_The records:_
********************
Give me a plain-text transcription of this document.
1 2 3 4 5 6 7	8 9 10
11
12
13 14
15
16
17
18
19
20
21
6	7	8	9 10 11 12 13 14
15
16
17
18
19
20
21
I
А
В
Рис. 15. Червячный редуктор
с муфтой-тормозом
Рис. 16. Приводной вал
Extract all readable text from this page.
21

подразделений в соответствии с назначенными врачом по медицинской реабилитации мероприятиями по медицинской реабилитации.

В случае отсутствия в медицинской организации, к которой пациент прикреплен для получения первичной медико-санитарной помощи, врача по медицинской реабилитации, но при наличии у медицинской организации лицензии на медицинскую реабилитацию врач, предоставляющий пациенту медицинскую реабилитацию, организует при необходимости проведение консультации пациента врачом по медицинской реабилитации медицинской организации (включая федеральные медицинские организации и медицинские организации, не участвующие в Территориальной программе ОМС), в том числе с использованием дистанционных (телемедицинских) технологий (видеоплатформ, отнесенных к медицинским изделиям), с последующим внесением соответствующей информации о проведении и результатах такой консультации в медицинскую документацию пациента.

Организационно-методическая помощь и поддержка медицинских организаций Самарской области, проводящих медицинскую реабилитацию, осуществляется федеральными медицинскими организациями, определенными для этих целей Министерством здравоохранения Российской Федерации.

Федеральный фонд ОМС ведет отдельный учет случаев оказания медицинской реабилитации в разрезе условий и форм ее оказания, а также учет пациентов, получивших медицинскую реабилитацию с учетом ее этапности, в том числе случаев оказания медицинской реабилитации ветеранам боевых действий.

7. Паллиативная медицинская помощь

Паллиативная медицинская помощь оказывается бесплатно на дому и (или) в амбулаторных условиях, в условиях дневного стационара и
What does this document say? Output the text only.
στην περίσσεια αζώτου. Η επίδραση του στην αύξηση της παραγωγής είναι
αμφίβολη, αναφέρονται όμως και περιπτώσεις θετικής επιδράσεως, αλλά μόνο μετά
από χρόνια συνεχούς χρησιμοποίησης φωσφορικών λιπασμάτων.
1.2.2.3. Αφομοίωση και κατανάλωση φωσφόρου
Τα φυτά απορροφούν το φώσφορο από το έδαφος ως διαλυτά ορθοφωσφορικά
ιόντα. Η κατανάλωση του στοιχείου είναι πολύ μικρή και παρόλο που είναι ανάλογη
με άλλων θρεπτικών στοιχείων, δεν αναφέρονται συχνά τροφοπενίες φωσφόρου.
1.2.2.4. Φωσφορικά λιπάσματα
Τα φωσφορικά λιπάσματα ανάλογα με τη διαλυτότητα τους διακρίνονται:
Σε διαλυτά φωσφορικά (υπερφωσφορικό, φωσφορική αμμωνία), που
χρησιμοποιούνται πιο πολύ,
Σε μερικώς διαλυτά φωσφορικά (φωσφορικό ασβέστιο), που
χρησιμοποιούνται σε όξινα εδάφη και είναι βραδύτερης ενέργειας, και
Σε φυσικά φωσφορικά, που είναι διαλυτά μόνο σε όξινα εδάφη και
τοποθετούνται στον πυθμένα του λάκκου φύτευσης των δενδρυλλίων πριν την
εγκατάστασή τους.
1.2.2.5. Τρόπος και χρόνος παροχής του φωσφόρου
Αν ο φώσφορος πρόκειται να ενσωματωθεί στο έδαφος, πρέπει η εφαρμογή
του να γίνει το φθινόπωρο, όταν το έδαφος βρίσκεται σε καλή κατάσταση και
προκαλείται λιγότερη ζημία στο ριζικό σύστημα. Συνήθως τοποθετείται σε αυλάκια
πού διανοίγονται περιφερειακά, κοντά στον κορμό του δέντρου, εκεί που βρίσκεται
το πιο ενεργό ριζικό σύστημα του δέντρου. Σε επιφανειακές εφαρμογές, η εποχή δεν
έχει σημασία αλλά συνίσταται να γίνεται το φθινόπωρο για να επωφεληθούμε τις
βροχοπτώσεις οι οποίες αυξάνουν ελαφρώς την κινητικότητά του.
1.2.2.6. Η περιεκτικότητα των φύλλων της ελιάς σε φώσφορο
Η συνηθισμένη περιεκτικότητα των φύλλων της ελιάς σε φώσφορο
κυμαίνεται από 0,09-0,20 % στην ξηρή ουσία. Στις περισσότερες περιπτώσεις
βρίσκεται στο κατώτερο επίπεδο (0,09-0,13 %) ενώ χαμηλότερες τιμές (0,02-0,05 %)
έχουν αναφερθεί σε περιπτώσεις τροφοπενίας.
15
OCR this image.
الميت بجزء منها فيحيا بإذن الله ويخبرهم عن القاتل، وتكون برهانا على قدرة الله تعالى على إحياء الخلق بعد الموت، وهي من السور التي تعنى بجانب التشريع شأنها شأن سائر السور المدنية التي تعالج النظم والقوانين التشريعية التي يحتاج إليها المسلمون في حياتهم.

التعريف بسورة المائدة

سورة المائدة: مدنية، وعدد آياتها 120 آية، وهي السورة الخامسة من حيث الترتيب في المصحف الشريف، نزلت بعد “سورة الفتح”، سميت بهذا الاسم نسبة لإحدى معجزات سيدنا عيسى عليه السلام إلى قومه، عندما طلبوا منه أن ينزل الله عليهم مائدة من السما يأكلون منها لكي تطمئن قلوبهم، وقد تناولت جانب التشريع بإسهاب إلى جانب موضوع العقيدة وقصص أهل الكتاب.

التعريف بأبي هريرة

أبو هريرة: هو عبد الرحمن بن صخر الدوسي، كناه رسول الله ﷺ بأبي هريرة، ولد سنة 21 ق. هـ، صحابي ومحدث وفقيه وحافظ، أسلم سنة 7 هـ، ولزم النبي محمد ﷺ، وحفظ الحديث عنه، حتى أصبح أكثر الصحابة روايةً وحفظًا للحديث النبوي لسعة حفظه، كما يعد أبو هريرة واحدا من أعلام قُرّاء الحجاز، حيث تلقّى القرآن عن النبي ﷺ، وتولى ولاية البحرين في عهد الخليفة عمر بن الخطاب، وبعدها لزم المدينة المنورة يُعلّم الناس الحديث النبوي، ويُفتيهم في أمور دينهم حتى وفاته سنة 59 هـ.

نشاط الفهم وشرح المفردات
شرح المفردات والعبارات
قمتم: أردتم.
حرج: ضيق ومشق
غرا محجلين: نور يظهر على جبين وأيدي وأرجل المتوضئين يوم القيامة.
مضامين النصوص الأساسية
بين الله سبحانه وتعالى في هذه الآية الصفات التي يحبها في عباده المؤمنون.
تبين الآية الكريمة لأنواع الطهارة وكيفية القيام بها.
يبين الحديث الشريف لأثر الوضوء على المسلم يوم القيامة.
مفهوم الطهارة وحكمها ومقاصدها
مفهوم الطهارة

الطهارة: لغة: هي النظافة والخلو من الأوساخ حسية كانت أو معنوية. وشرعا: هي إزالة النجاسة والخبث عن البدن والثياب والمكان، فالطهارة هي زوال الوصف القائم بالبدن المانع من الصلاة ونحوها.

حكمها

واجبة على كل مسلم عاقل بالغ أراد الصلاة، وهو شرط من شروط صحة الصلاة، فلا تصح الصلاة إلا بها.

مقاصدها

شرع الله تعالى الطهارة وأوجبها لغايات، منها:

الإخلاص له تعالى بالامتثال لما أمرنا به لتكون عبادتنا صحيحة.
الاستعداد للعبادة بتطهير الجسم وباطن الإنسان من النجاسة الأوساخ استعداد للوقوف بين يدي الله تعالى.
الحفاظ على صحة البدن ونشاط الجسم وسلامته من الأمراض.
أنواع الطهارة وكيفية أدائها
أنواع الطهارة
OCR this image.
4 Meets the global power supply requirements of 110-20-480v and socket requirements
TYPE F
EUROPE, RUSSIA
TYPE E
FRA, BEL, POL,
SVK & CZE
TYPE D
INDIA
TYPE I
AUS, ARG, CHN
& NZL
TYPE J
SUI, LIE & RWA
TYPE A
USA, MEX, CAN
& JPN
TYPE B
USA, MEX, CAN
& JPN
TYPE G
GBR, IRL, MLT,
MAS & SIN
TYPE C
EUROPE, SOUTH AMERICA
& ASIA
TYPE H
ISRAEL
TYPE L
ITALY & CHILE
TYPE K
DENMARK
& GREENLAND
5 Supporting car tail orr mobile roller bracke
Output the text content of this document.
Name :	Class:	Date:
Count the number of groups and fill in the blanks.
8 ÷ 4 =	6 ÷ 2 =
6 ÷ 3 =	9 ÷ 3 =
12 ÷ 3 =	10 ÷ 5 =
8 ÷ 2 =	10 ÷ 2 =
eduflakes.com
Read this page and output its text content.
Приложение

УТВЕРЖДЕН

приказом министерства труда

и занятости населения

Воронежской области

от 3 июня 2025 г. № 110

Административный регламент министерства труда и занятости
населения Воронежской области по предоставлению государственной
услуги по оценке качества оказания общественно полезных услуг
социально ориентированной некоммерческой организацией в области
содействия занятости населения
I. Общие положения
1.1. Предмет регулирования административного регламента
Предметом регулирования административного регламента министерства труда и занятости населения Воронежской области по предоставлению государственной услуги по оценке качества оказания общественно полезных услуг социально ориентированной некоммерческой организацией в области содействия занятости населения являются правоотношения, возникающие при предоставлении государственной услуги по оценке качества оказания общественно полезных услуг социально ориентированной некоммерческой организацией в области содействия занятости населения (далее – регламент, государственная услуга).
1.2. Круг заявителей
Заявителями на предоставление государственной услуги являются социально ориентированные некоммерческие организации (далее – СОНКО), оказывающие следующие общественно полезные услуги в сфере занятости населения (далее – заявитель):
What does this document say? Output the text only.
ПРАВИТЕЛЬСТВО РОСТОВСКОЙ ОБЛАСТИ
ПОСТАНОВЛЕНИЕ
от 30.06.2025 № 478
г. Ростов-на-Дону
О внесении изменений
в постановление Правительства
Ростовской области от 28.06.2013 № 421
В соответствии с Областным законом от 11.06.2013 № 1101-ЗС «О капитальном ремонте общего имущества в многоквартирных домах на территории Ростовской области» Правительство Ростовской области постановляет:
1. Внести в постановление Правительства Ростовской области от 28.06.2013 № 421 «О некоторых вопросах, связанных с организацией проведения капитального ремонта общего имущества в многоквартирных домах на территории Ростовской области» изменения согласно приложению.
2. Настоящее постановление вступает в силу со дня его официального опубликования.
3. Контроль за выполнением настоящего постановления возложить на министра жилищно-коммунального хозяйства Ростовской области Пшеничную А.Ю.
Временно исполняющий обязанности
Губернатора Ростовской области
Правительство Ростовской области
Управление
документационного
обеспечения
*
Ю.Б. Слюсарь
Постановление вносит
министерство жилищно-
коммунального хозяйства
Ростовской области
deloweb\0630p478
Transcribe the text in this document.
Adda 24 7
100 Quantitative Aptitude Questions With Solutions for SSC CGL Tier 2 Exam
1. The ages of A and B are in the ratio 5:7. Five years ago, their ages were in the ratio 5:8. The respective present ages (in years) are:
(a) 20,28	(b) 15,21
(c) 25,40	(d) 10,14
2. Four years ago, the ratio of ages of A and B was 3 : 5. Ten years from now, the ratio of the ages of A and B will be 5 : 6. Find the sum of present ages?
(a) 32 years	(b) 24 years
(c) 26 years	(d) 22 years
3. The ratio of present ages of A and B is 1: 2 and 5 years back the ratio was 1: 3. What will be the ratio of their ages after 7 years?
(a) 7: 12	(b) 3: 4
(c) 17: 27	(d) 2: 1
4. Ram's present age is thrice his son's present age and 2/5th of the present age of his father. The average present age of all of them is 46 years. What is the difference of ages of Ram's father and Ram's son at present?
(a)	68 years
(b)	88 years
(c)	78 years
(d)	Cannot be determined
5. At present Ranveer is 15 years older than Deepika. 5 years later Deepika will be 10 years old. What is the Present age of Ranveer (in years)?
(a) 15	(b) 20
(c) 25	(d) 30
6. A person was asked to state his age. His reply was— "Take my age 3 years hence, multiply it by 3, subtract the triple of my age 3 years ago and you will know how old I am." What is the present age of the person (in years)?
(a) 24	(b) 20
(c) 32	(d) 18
********************
_Task details:_ Pick out the lines containing the word "территории" and show them.

_Written response:_
В соответствии с Областным законом от 11.06.2013 № 1101-ЗС «О капитальном ремонте общего имущества в многоквартирных домах на территории Ростовской области» Правительство Ростовской области постановляет:
1. Внести в постановление Правительства Ростовской области от 28.06.2013 № 421 «О некоторых вопросах, связанных с организацией проведения капитального ремонта общего имущества в многоквартирных домах на территории Ростовской области» изменения согласно приложению.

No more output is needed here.